───── RECORDS
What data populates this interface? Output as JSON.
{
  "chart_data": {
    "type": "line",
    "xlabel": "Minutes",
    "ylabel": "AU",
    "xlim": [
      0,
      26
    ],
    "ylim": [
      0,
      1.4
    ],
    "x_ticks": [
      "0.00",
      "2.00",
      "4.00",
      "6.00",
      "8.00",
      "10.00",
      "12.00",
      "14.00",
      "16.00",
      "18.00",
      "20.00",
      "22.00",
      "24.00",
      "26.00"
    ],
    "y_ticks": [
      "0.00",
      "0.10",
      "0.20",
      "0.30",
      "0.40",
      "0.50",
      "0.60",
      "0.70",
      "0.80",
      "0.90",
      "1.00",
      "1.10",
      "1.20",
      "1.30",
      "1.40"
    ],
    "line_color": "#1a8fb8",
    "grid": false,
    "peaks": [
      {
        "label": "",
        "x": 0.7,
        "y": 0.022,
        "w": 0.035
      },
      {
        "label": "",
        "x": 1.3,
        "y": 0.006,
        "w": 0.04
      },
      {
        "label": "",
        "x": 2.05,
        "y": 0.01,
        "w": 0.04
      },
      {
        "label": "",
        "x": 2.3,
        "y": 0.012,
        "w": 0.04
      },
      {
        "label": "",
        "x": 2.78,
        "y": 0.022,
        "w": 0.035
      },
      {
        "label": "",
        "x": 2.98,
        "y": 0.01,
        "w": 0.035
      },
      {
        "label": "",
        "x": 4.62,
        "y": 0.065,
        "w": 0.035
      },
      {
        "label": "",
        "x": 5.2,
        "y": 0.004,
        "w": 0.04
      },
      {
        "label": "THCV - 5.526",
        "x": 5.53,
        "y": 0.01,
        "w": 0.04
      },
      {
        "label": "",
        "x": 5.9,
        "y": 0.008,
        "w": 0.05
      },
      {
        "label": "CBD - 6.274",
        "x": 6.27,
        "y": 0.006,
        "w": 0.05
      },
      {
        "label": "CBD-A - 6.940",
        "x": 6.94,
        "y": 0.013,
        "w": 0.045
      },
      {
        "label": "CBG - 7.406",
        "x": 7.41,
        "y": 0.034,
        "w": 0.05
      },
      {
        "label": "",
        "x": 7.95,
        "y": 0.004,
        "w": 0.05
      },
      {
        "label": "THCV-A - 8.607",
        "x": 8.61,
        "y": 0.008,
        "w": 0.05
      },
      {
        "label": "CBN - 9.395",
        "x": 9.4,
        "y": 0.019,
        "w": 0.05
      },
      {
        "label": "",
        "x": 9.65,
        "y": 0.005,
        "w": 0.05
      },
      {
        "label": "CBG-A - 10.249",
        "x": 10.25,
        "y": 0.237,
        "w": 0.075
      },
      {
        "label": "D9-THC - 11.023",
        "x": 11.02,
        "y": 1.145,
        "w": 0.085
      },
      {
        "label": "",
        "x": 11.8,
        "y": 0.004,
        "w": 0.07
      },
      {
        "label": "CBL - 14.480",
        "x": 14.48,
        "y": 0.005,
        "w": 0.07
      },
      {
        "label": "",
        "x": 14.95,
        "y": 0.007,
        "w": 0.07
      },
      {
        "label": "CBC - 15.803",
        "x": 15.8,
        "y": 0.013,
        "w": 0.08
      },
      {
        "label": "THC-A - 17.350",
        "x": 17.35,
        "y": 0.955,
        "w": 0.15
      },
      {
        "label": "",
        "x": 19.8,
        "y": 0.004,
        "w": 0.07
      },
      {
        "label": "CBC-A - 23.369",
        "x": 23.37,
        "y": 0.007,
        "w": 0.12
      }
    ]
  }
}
──────────
# TASK PROMPT
Extract the complete listing verbatim.

# TASK ANSWER
What data populates this interface? Output as JSON.
{
  "chart_data": {
    "type": "line",
    "xlabel": "Minutes",
    "ylabel": "AU",
    "xlim": [
      0,
      26
    ],
    "ylim": [
      0,
      1.4
    ],
    "x_ticks": [
      "0.00",
      "2.00",
      "4.00",
      "6.00",
      "8.00",
      "10.00",
      "12.00",
      "14.00",
      "16.00",
      "18.00",
      "20.00",
      "22.00",
      "24.00",
      "26.00"
    ],
    "y_ticks": [
      "0.00",
      "0.10",
      "0.20",
      "0.30",
      "0.40",
      "0.50",
      "0.60",
      "0.70",
      "0.80",
      "0.90",
      "1.00",
      "1.10",
      "1.20",
      "1.30",
      "1.40"
    ],
    "line_color": "#1a8fb8",
    "grid": false,
    "peaks": [
      {
        "label": "",
        "x": 0.7,
        "y": 0.022,
        "w": 0.035
      },
      {
        "label": "",
        "x": 1.3,
        "y": 0.006,
        "w": 0.04
      },
      {
        "label": "",
        "x": 2.05,
        "y": 0.01,
        "w": 0.04
      },
      {
        "label": "",
        "x": 2.3,
        "y": 0.012,
        "w": 0.04
      },
      {
        "label": "",
        "x": 2.78,
        "y": 0.022,
        "w": 0.035
      },
      {
        "label": "",
        "x": 2.98,
        "y": 0.01,
        "w": 0.035
      },
      {
        "label": "",
        "x": 4.62,
        "y": 0.065,
        "w": 0.035
      },
      {
        "label": "",
        "x": 5.2,
        "y": 0.004,
        "w": 0.04
      },
      {
        "label": "THCV - 5.526",
        "x": 5.53,
        "y": 0.01,
        "w": 0.04
      },
      {
        "label": "",
        "x": 5.9,
        "y": 0.008,
        "w": 0.05
      },
      {
        "label": "CBD - 6.274",
        "x": 6.27,
        "y": 0.006,
        "w": 0.05
      },
      {
        "label": "CBD-A - 6.940",
        "x": 6.94,
        "y": 0.013,
        "w": 0.045
      },
      {
        "label": "CBG - 7.406",
        "x": 7.41,
        "y": 0.034,
        "w": 0.05
      },
      {
        "label": "",
        "x": 7.95,
        "y": 0.004,
        "w": 0.05
      },
      {
        "label": "THCV-A - 8.607",
        "x": 8.61,
        "y": 0.008,
        "w": 0.05
      },
      {
        "label": "CBN - 9.395",
        "x": 9.4,
        "y": 0.019,
        "w": 0.05
      },
      {
        "label": "",
        "x": 9.65,
        "y": 0.005,
        "w": 0.05
      },
      {
        "label": "CBG-A - 10.249",
        "x": 10.25,
        "y": 0.237,
        "w": 0.075
      },
      {
        "label": "D9-THC - 11.023",
        "x": 11.02,
        "y": 1.145,
        "w": 0.085
      },
      {
        "label": "",
        "x": 11.8,
        "y": 0.004,
        "w": 0.07
      },
      {
        "label": "CBL - 14.480",
        "x": 14.48,
        "y": 0.005,
        "w": 0.07
      },
      {
        "label": "",
        "x": 14.95,
        "y": 0.007,
        "w": 0.07
      },
      {
        "label": "CBC - 15.803",
        "x": 15.8,
        "y": 0.013,
        "w": 0.08
      },
      {
        "label": "THC-A - 17.350",
        "x": 17.35,
        "y": 0.955,
        "w": 0.15
      },
      {
        "label": "",
        "x": 19.8,
        "y": 0.004,
        "w": 0.07
      },
      {
        "label": "CBC-A - 23.369",
        "x": 23.37,
        "y": 0.007,
        "w": 0.12
      }
    ]
  }
}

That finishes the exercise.